### Problem
Of all the lines in the material, how many include the word "progress"? Give only the number.

--- Start of Excerpted data ---

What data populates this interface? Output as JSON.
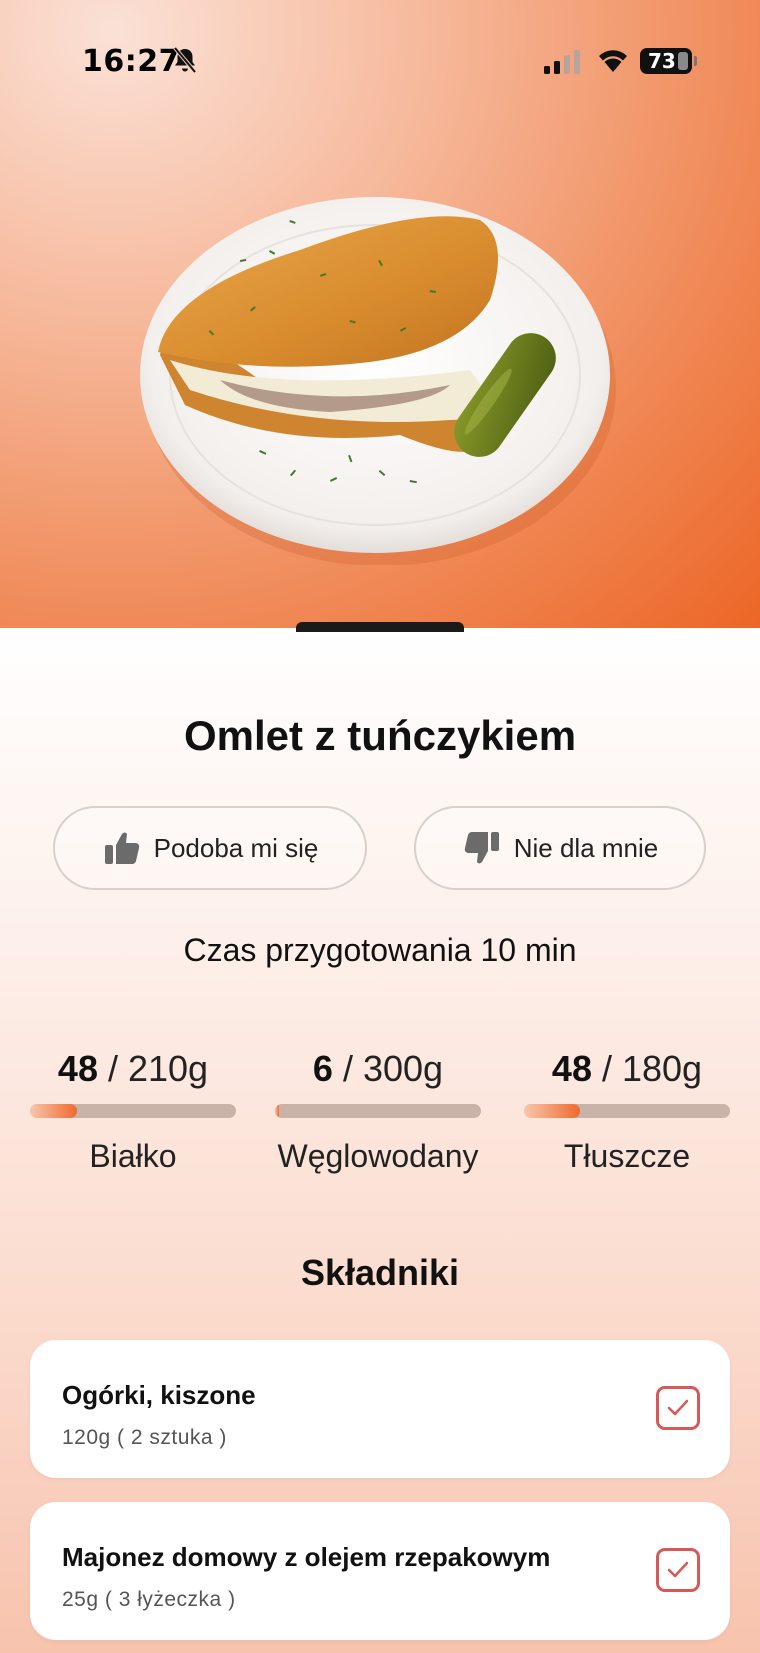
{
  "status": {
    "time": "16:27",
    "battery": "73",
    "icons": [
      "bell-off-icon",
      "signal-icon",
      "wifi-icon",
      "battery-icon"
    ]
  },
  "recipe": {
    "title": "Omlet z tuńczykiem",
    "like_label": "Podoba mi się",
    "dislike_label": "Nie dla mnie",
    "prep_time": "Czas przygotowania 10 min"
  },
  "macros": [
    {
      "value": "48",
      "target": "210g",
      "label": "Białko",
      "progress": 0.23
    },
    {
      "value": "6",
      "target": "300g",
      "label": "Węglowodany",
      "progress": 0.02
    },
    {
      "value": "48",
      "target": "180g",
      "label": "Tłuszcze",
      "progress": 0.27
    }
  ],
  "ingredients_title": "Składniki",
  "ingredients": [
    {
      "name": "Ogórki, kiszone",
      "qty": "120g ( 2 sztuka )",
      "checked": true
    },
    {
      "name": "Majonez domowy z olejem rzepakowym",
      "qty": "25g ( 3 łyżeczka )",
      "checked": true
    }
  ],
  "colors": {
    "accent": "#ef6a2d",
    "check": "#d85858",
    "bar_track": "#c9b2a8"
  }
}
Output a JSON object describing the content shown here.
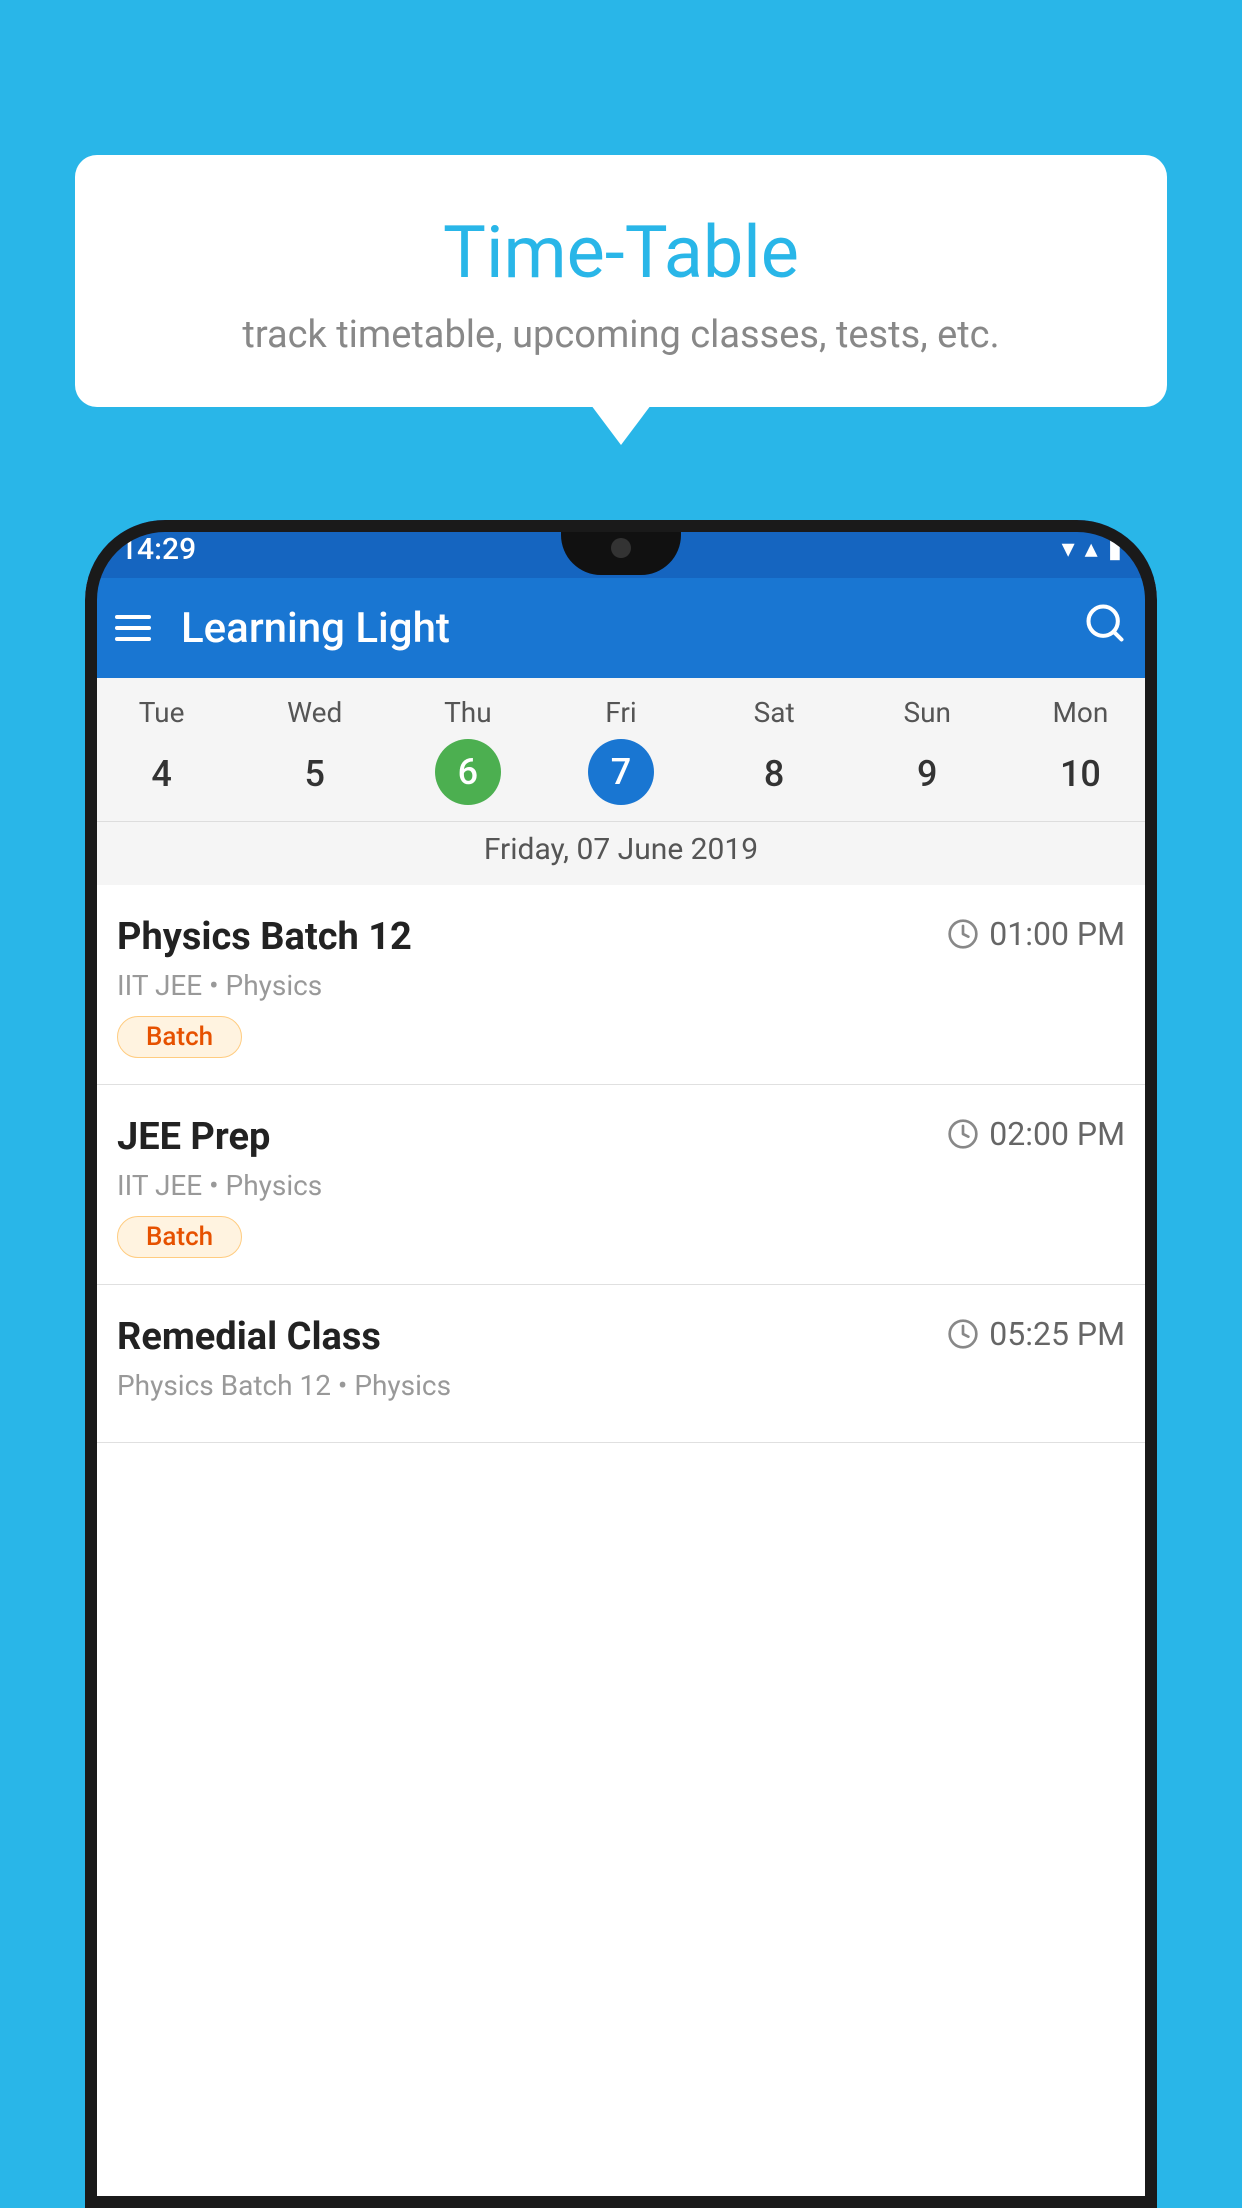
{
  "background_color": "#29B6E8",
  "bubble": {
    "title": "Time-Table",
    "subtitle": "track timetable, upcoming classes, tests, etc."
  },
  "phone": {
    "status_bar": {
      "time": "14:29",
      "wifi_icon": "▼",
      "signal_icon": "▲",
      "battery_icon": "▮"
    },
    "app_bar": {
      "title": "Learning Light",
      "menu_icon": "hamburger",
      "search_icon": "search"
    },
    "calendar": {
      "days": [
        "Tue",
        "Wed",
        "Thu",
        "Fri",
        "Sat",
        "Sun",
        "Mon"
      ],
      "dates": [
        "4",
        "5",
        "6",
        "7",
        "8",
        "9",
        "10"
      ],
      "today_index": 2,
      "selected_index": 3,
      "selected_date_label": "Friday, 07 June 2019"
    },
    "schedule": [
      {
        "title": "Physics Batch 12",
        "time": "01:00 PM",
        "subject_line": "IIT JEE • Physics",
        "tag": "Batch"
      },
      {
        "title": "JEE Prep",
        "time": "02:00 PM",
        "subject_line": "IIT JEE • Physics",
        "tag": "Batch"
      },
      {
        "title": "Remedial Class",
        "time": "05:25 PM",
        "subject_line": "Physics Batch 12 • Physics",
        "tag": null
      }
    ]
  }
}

--- End of Excerpted data ---

### Result of the exercise
3